REQUIREMENTS:
Present every line in which the string "access" appears.

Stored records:
+++

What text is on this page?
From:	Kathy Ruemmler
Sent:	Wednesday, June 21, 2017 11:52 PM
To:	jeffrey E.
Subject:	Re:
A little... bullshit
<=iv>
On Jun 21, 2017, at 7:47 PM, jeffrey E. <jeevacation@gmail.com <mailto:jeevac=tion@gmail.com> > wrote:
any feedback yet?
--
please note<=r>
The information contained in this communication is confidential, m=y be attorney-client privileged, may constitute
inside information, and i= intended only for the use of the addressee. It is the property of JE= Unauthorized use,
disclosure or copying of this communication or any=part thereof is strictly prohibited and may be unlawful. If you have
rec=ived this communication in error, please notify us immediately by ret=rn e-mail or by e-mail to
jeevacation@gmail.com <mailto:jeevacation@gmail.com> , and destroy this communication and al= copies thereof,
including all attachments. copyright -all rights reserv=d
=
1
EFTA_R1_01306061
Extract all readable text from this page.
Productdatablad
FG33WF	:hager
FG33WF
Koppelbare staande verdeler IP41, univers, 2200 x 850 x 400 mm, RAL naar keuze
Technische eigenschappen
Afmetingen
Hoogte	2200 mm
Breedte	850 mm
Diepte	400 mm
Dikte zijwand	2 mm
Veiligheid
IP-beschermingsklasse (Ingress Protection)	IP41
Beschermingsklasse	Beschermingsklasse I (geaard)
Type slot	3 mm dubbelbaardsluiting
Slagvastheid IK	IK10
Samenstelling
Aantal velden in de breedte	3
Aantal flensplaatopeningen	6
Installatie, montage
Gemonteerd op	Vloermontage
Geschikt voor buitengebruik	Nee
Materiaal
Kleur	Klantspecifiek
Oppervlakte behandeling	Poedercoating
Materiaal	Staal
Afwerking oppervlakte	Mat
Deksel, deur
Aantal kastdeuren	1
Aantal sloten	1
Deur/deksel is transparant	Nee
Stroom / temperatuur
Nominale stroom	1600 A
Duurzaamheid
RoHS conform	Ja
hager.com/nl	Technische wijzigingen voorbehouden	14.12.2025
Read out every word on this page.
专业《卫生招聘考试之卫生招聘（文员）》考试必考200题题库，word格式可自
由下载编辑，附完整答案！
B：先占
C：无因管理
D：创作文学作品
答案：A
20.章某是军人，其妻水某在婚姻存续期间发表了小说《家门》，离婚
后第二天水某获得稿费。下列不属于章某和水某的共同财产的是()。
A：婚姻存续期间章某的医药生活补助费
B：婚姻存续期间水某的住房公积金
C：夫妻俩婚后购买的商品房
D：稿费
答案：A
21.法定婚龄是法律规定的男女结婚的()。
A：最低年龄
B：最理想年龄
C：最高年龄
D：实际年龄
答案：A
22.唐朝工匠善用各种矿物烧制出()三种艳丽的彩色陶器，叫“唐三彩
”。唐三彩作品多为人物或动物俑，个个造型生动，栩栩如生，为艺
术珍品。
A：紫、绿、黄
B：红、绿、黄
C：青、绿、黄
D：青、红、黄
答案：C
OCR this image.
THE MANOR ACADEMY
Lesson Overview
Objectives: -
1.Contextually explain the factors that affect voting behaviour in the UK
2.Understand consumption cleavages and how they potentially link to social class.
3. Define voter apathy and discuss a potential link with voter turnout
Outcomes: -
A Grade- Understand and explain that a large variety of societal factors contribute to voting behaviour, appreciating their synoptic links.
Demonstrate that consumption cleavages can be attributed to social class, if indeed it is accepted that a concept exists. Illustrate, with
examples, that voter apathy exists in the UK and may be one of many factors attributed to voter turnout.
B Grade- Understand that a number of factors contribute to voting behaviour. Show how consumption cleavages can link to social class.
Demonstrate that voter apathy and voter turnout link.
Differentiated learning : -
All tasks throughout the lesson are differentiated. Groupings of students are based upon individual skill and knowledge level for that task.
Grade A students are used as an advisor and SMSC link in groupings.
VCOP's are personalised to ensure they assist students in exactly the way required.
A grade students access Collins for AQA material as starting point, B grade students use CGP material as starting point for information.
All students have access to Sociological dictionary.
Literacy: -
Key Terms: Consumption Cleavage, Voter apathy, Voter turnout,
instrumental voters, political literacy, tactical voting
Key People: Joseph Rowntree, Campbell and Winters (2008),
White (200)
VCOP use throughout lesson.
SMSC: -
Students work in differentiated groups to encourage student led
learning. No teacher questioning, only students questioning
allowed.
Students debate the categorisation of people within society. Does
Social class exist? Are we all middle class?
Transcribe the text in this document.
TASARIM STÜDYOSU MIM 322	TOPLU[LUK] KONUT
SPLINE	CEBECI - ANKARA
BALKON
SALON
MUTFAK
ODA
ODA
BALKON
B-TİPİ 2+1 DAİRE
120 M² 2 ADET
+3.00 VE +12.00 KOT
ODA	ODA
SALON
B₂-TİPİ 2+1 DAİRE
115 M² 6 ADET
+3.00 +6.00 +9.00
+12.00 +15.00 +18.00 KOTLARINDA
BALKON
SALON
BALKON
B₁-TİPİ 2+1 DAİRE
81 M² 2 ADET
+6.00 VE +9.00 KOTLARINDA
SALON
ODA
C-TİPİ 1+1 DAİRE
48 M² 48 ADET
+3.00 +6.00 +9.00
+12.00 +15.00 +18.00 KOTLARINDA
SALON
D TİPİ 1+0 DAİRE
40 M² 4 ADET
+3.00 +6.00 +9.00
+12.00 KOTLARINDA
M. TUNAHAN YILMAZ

+++

EXERCISE OUTPUT:
A grade students access Collins for AQA material as starting point, B grade students use CGP material as starting point for information.
All students have access to Sociological dictionary.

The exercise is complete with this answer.